PROMPT: Please give the listing again in its entirety, exactly as written.

Start of SOURCE DATA

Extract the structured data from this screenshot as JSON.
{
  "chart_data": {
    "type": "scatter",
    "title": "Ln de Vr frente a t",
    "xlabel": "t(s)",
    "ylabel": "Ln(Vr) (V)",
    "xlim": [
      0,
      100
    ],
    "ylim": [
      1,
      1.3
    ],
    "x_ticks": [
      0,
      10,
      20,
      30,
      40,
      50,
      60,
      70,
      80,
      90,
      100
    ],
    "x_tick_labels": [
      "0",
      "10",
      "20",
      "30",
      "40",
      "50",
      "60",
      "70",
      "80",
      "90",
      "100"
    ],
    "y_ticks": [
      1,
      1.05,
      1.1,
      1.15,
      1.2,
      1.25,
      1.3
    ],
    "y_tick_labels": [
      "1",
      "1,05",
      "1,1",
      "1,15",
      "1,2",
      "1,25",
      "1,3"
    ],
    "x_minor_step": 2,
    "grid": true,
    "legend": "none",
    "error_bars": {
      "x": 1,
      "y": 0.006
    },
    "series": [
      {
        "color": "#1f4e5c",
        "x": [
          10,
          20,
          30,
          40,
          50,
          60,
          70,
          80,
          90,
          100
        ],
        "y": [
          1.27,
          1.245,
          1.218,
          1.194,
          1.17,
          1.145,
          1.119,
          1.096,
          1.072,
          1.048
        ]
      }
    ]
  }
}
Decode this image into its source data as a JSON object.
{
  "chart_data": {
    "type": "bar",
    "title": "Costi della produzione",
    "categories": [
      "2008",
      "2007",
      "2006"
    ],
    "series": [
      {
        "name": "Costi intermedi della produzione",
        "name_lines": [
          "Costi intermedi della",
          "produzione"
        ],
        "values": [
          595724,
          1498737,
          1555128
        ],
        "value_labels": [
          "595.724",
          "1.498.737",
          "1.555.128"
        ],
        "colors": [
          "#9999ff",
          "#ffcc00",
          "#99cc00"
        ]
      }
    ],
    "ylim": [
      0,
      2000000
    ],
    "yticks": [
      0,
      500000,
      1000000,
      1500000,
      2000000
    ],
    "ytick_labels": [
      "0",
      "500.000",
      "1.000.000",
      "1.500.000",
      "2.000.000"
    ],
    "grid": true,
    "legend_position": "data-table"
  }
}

End of SOURCE DATA

REPLY:
Extract the structured data from this screenshot as JSON.
{
  "chart_data": {
    "type": "scatter",
    "title": "Ln de Vr frente a t",
    "xlabel": "t(s)",
    "ylabel": "Ln(Vr) (V)",
    "xlim": [
      0,
      100
    ],
    "ylim": [
      1,
      1.3
    ],
    "x_ticks": [
      0,
      10,
      20,
      30,
      40,
      50,
      60,
      70,
      80,
      90,
      100
    ],
    "x_tick_labels": [
      "0",
      "10",
      "20",
      "30",
      "40",
      "50",
      "60",
      "70",
      "80",
      "90",
      "100"
    ],
    "y_ticks": [
      1,
      1.05,
      1.1,
      1.15,
      1.2,
      1.25,
      1.3
    ],
    "y_tick_labels": [
      "1",
      "1,05",
      "1,1",
      "1,15",
      "1,2",
      "1,25",
      "1,3"
    ],
    "x_minor_step": 2,
    "grid": true,
    "legend": "none",
    "error_bars": {
      "x": 1,
      "y": 0.006
    },
    "series": [
      {
        "color": "#1f4e5c",
        "x": [
          10,
          20,
          30,
          40,
          50,
          60,
          70,
          80,
          90,
          100
        ],
        "y": [
          1.27,
          1.245,
          1.218,
          1.194,
          1.17,
          1.145,
          1.119,
          1.096,
          1.072,
          1.048
        ]
      }
    ]
  }
}
Decode this image into its source data as a JSON object.
{
  "chart_data": {
    "type": "bar",
    "title": "Costi della produzione",
    "categories": [
      "2008",
      "2007",
      "2006"
    ],
    "series": [
      {
        "name": "Costi intermedi della produzione",
        "name_lines": [
          "Costi intermedi della",
          "produzione"
        ],
        "values": [
          595724,
          1498737,
          1555128
        ],
        "value_labels": [
          "595.724",
          "1.498.737",
          "1.555.128"
        ],
        "colors": [
          "#9999ff",
          "#ffcc00",
          "#99cc00"
        ]
      }
    ],
    "ylim": [
      0,
      2000000
    ],
    "yticks": [
      0,
      500000,
      1000000,
      1500000,
      2000000
    ],
    "ytick_labels": [
      "0",
      "500.000",
      "1.000.000",
      "1.500.000",
      "2.000.000"
    ],
    "grid": true,
    "legend_position": "data-table"
  }
}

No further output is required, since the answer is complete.